APPLY WHAT YOU READ
A - List the headings in the business energy tariffs passage, meaning the lines that stand alone as titles.
B - According to the business energy tariffs passage, why don't business energy suppliers offer a cooling-off period?

PASSAGE PROVIDED
***
Automatic rollover business energy tariffs are legally binding deemed contracts. Unfortunately, rollover tariffs can be enormously expensive. Here’s our complete guide to rollover business energy contracts for more information.

Business Energy Tariffs – FAQs

Here, we answer the most common questions surrounding business energy tariffs. In this section, we explore everything you need to know to compare business energy tariffs.

Is there a cooling-off period for business energy tariffs?

A cooling-off period allows you to cancel the contract within a certain timeframe without penalty.

Unfortunately, business energy suppliers do not offer a “cooling-off period” as they have to buy your energy from the wholesale market in advance when you first sign a contract with them.

This means you must read your contract and ask any questions to ensure you understand and are happy with what you are signing.

Check out our complete guide to cooling off periods on business energy contracts.

Can I get a renewable business energy tariff?
***
DATASET CONTENT
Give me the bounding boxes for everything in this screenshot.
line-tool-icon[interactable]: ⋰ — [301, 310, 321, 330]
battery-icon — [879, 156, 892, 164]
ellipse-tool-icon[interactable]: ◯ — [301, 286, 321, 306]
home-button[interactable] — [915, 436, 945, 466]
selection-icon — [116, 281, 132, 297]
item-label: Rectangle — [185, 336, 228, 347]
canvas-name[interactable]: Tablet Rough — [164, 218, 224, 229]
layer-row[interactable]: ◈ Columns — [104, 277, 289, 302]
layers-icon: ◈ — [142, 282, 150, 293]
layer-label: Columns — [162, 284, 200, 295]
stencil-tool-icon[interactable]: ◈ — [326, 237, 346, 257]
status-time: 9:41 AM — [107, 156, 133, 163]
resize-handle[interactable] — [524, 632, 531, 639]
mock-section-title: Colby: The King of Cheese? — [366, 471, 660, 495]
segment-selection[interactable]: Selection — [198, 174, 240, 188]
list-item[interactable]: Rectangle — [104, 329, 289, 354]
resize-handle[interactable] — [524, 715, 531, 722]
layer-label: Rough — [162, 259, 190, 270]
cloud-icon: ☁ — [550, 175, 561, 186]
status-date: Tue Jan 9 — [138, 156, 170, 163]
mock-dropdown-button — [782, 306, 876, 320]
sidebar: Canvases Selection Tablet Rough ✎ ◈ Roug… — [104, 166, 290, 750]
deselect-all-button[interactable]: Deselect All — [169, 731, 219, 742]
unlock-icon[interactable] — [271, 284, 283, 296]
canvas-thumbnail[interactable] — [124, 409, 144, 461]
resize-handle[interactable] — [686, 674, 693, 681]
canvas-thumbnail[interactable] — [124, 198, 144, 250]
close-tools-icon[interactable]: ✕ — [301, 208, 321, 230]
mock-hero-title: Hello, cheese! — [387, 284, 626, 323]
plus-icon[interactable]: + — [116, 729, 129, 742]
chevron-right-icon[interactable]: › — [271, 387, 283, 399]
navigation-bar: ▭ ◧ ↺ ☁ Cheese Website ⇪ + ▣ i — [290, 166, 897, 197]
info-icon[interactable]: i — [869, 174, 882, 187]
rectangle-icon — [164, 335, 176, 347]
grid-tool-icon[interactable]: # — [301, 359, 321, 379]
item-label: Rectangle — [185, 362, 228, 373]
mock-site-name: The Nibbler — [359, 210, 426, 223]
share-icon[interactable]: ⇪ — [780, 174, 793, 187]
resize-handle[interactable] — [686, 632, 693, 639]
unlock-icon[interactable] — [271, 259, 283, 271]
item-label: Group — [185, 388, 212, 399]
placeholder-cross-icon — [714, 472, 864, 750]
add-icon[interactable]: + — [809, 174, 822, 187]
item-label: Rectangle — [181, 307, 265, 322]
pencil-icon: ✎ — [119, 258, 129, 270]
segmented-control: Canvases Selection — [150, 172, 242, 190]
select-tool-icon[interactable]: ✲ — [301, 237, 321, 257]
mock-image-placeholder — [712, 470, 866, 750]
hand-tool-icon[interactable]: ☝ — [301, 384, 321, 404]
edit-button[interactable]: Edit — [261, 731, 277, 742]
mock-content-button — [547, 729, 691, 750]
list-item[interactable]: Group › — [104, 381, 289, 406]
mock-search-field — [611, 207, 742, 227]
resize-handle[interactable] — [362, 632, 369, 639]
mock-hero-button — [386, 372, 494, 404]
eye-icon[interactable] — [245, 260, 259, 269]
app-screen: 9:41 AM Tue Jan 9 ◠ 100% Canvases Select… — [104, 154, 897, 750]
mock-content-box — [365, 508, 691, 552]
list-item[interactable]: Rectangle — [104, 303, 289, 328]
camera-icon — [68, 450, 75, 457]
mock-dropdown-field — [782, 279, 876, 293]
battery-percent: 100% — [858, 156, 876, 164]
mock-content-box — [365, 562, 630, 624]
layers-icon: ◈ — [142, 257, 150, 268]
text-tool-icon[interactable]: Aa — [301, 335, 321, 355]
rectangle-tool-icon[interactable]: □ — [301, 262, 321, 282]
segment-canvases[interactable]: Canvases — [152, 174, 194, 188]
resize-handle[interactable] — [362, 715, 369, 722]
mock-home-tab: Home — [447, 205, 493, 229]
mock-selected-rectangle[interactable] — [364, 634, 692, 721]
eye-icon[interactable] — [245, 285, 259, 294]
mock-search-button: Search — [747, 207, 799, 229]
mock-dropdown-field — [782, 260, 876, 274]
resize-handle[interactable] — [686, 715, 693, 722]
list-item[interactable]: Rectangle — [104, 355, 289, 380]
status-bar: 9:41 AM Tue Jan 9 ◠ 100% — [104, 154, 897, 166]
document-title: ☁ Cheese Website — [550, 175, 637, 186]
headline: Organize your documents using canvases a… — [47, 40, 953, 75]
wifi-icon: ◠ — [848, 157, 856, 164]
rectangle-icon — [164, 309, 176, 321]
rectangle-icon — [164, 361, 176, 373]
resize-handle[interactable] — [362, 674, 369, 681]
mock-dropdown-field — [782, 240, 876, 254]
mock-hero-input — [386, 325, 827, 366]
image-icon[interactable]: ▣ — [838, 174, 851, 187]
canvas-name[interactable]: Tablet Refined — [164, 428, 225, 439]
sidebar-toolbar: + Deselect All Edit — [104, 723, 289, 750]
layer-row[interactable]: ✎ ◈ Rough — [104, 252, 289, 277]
***
RESPONSES TO THE EXERCISE
A -
- Business Energy Tariffs – FAQs
- Is there a cooling-off period for business energy tariffs?
- Can I get a renewable business energy tariff?

B - They have to buy your energy from the wholesale market in advance when you first sign a contract with them.